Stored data
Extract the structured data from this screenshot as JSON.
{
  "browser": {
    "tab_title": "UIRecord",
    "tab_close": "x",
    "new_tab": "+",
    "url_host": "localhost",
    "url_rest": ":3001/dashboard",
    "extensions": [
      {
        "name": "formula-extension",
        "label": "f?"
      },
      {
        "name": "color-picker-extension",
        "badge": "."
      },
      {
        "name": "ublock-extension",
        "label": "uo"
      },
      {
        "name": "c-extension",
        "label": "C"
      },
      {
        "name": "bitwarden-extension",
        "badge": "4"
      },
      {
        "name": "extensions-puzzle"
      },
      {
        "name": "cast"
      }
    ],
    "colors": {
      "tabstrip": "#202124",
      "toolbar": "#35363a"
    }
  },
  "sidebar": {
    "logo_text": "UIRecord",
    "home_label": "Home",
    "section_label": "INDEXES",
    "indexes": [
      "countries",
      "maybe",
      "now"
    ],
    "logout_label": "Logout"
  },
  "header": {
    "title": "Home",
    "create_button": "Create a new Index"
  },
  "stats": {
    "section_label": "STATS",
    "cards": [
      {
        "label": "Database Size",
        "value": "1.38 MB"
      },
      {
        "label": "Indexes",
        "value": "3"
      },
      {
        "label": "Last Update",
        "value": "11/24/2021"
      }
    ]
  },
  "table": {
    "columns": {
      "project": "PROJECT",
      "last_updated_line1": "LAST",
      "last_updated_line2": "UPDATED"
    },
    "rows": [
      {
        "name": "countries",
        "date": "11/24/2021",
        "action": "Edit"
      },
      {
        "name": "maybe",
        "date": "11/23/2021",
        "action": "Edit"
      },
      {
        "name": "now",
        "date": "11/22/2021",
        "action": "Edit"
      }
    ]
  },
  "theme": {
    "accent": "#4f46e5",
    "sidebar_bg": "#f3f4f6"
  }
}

§ Prompt: Extract every entry above as it appears.

§ Response to this exercise:
Extract the structured data from this screenshot as JSON.
{
  "browser": {
    "tab_title": "UIRecord",
    "tab_close": "x",
    "new_tab": "+",
    "url_host": "localhost",
    "url_rest": ":3001/dashboard",
    "extensions": [
      {
        "name": "formula-extension",
        "label": "f?"
      },
      {
        "name": "color-picker-extension",
        "badge": "."
      },
      {
        "name": "ublock-extension",
        "label": "uo"
      },
      {
        "name": "c-extension",
        "label": "C"
      },
      {
        "name": "bitwarden-extension",
        "badge": "4"
      },
      {
        "name": "extensions-puzzle"
      },
      {
        "name": "cast"
      }
    ],
    "colors": {
      "tabstrip": "#202124",
      "toolbar": "#35363a"
    }
  },
  "sidebar": {
    "logo_text": "UIRecord",
    "home_label": "Home",
    "section_label": "INDEXES",
    "indexes": [
      "countries",
      "maybe",
      "now"
    ],
    "logout_label": "Logout"
  },
  "header": {
    "title": "Home",
    "create_button": "Create a new Index"
  },
  "stats": {
    "section_label": "STATS",
    "cards": [
      {
        "label": "Database Size",
        "value": "1.38 MB"
      },
      {
        "label": "Indexes",
        "value": "3"
      },
      {
        "label": "Last Update",
        "value": "11/24/2021"
      }
    ]
  },
  "table": {
    "columns": {
      "project": "PROJECT",
      "last_updated_line1": "LAST",
      "last_updated_line2": "UPDATED"
    },
    "rows": [
      {
        "name": "countries",
        "date": "11/24/2021",
        "action": "Edit"
      },
      {
        "name": "maybe",
        "date": "11/23/2021",
        "action": "Edit"
      },
      {
        "name": "now",
        "date": "11/22/2021",
        "action": "Edit"
      }
    ]
  },
  "theme": {
    "accent": "#4f46e5",
    "sidebar_bg": "#f3f4f6"
  }
}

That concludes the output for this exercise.